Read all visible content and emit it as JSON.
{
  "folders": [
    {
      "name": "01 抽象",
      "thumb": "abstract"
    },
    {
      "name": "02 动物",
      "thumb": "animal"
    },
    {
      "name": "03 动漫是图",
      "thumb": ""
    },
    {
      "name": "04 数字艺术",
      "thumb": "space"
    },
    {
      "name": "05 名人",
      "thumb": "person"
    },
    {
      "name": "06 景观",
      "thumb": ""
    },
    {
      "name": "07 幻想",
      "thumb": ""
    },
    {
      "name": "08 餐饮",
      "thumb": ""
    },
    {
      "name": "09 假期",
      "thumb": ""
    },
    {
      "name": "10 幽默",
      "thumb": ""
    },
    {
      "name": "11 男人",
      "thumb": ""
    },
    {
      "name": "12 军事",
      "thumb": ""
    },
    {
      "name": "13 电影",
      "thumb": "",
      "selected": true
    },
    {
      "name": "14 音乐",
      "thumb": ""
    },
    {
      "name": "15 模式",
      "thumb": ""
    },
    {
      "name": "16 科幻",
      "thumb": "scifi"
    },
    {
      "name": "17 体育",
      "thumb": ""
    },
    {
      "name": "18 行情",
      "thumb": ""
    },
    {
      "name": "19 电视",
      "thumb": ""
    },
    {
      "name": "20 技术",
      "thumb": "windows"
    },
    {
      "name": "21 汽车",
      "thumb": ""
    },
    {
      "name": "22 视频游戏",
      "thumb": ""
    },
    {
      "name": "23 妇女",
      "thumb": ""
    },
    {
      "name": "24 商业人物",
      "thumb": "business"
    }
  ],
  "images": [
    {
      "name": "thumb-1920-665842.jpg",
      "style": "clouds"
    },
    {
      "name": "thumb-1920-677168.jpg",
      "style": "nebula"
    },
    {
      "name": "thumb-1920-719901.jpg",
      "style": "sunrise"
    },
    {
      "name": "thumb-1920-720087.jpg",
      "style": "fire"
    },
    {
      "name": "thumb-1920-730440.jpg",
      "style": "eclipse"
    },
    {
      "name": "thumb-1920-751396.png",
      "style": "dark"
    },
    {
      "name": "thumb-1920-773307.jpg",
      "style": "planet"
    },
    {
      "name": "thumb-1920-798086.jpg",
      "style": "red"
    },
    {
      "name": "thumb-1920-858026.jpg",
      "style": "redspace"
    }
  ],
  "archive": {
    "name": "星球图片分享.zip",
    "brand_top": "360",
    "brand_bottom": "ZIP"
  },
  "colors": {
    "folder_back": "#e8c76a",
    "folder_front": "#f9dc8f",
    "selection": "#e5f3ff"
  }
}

========

## Short task
Pick out each line above that includes "style" and show it.

## Written response
      "style": "clouds"
      "style": "nebula"
      "style": "sunrise"
      "style": "fire"
      "style": "eclipse"
      "style": "dark"
      "style": "planet"
      "style": "red"
      "style": "redspace"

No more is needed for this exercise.